WHAT THIS TASK INVOLVES
In the text on the Equinix Metal cloud controller manager, under what name does the init() step register the Equinix Metal provider?

DOCUMENT TEXT
The Equinix Metal CCM follows the standard design principles for external cloud controller managers.

The main entrypoint command is in main.go, and provides fairly standard boilerplate for CCM.

  1. import the Equinix Metal implementation as import _ "sigs.k8s.io/cloud-provider-equinix-metal/metal":
    1. calls init(), which..
    2. registers the Equinix Metal provider
  2. import the main app from k8s.io/kubernetes/cmd/cloud-controller-manager/app
  3. main():
    1. initialize the command
    2. call command.Execute()

The Equinix Metal-specific logic is in sigs.k8s.io/cloud-provider-equinix-metal/metal, which, as described before, is imported into main.go. The blank import _ is used solely for the side-effects, i.e. to cause the init() function in metal/cloud.go to run before executing the command. This init() registers the Equinix Metal cloud provider via cloudprovider.RegisterCloudProvider, where cloudprovider is aliased to k8s.io/cloud-provider.

The init() step does the following registers the Equinix Metal provider with the name "equinixmetal" and an initializer func, which:

  1. retrieves the Equinix Metal project ID and Equinix Metal secret API token
  2. creates a new packngo.Client
  3. creates a new metal.cloud, passing it the client, so it can interact with the Equinix Metal API
  4. returns the metal.cloud, as it complies with cloudprovider.Interface

The cloudprovider now has a functioning struct that can perform the CCM functionality.

File Structure

The primary entrypoint to the Equinix Metal provider is in cloud.go. This file contains the initialization functions, as above, as well as registers the Equinix Metal provider and sets it up.

[Dataset excerpts]

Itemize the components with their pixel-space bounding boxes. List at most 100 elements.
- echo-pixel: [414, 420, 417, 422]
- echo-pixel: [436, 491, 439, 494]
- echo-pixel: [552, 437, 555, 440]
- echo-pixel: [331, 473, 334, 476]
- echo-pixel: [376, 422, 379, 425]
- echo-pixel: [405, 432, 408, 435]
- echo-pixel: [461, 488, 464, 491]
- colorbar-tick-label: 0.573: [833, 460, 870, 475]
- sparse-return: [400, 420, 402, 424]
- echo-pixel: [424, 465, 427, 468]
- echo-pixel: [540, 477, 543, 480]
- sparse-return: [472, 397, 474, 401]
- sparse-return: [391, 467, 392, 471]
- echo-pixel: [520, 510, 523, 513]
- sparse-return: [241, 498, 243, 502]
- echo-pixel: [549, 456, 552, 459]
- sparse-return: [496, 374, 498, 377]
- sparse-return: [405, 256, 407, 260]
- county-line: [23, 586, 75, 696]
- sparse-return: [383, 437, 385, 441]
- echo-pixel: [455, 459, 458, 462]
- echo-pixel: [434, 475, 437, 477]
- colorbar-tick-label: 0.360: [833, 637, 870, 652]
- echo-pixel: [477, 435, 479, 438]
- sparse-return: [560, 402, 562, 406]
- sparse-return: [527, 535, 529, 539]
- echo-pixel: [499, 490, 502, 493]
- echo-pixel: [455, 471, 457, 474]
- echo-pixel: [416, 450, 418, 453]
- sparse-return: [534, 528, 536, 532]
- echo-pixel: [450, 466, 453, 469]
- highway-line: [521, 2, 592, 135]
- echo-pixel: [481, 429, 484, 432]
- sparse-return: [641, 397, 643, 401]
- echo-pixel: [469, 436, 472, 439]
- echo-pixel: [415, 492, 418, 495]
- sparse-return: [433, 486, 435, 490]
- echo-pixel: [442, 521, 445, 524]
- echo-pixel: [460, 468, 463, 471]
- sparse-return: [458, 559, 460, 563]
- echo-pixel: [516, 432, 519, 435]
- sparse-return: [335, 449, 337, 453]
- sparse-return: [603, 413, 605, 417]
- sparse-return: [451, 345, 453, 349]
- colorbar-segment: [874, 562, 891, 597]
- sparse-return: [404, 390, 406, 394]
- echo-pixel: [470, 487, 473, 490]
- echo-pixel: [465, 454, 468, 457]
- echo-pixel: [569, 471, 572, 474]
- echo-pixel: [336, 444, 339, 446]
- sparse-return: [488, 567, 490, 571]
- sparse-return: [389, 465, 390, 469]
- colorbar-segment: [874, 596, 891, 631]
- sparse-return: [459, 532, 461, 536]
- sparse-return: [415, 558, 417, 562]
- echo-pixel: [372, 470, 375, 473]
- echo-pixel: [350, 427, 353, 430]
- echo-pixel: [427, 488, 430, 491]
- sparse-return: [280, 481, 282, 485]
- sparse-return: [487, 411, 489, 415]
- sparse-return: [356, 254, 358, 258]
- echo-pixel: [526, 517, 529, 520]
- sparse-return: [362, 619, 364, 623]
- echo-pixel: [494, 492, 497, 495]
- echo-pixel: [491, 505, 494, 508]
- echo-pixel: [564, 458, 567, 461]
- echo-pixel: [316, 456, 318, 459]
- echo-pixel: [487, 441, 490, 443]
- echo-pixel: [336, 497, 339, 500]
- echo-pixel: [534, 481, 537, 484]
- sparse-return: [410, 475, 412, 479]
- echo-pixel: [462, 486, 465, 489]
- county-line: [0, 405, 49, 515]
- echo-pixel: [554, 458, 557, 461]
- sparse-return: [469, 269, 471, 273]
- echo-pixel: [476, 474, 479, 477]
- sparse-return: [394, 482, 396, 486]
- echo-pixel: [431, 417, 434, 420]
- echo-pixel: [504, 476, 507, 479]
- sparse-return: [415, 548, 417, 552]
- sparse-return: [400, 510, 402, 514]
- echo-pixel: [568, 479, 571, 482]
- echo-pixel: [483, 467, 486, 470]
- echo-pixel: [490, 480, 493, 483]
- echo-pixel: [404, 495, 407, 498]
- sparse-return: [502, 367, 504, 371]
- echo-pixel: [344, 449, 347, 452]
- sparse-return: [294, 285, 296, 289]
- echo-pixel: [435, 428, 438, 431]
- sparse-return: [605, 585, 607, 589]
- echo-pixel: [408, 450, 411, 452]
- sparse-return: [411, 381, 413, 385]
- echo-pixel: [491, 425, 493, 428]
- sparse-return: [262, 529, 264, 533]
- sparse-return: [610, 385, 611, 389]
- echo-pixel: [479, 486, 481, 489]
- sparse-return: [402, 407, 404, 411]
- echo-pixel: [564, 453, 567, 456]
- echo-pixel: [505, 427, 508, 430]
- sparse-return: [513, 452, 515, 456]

YOUR SOLUTION
It registers it under the name "equinixmetal".